The exercise: In the data below, find every line with the string "Part" and pull it out.

Supplied data:

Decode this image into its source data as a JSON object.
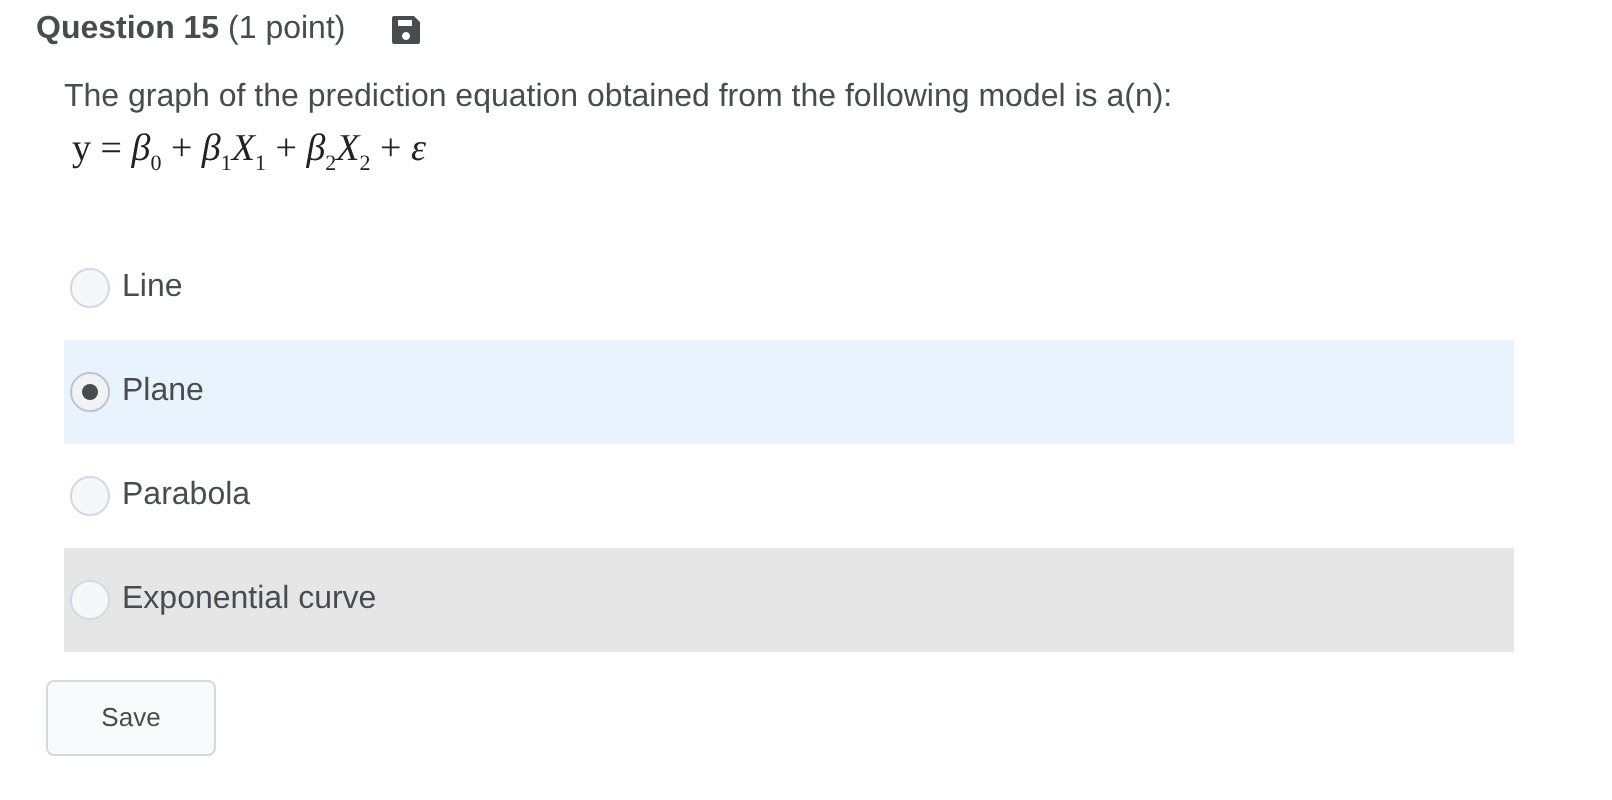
{
  "question": {
    "title": "**Question 15** (1 point)",
    "text": "The graph of the prediction equation obtained from the following model is a(n):",
    "equation": "y = *β*$_{0}$ + *β*$_{1}$*X*$_{1}$ + *β*$_{2}$*X*$_{2}$ + *ε*"
  },
  "options": [
    {
      "label": "Line",
      "selected": false,
      "hovered": false
    },
    {
      "label": "Plane",
      "selected": true,
      "hovered": false
    },
    {
      "label": "Parabola",
      "selected": false,
      "hovered": false
    },
    {
      "label": "Exponential curve",
      "selected": false,
      "hovered": true
    }
  ],
  "buttons": [
    "Save"
  ]
}
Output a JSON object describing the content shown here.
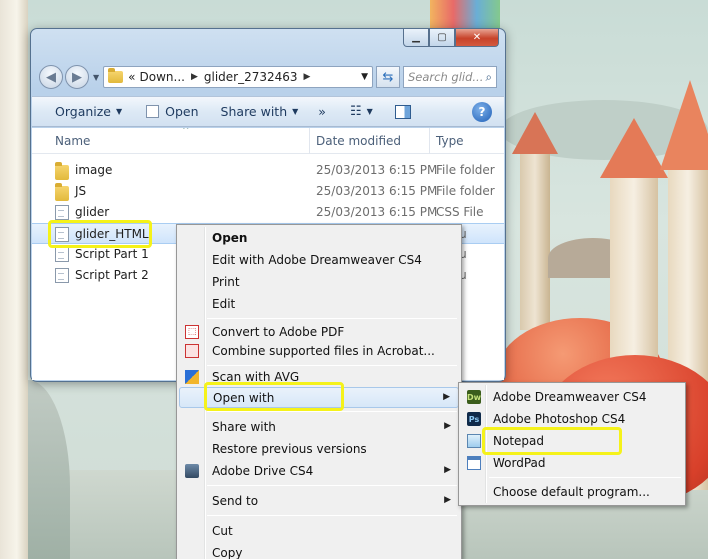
{
  "explorer": {
    "breadcrumb": {
      "root": "«",
      "parent": "Down...",
      "current": "glider_2732463"
    },
    "search_placeholder": "Search glid...",
    "toolbar": {
      "organize": "Organize",
      "open": "Open",
      "share_with": "Share with",
      "more": "»"
    },
    "columns": {
      "name": "Name",
      "date_modified": "Date modified",
      "type": "Type"
    },
    "files": [
      {
        "name": "image",
        "date": "25/03/2013 6:15 PM",
        "type": "File folder",
        "icon": "folder-icon"
      },
      {
        "name": "JS",
        "date": "25/03/2013 6:15 PM",
        "type": "File folder",
        "icon": "folder-icon"
      },
      {
        "name": "glider",
        "date": "25/03/2013 6:15 PM",
        "type": "CSS File",
        "icon": "document-icon"
      },
      {
        "name": "glider_HTML",
        "date": "",
        "type": "Docu",
        "icon": "document-icon",
        "selected": true
      },
      {
        "name": "Script Part 1",
        "date": "",
        "type": "Docu",
        "icon": "document-icon"
      },
      {
        "name": "Script Part 2",
        "date": "",
        "type": "Docu",
        "icon": "document-icon"
      }
    ]
  },
  "context_menu": {
    "items": [
      {
        "label": "Open",
        "bold": true
      },
      {
        "label": "Edit with Adobe Dreamweaver CS4"
      },
      {
        "label": "Print"
      },
      {
        "label": "Edit"
      },
      {
        "label": "Convert to Adobe PDF",
        "icon": "adobe-pdf-icon"
      },
      {
        "label": "Combine supported files in Acrobat...",
        "icon": "acrobat-combine-icon"
      },
      {
        "label": "Scan with AVG",
        "icon": "avg-icon"
      },
      {
        "label": "Open with",
        "has_submenu": true,
        "active": true
      },
      {
        "label": "Share with",
        "has_submenu": true
      },
      {
        "label": "Restore previous versions"
      },
      {
        "label": "Adobe Drive CS4",
        "icon": "adobe-drive-icon",
        "has_submenu": true
      },
      {
        "label": "Send to",
        "has_submenu": true
      },
      {
        "label": "Cut"
      },
      {
        "label": "Copy"
      }
    ]
  },
  "open_with_submenu": {
    "items": [
      {
        "label": "Adobe Dreamweaver CS4",
        "icon": "dreamweaver-icon",
        "badge": "Dw"
      },
      {
        "label": "Adobe Photoshop CS4",
        "icon": "photoshop-icon",
        "badge": "Ps"
      },
      {
        "label": "Notepad",
        "icon": "notepad-icon",
        "highlighted": true
      },
      {
        "label": "WordPad",
        "icon": "wordpad-icon"
      },
      {
        "label": "Choose default program..."
      }
    ]
  },
  "colors": {
    "highlight": "#f5f21a",
    "selection": "#cfe4fb",
    "window_chrome": "#b9d1ea"
  }
}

Output of the exercise:
        "name": "Script Part 1",
        "name": "Script Part 2",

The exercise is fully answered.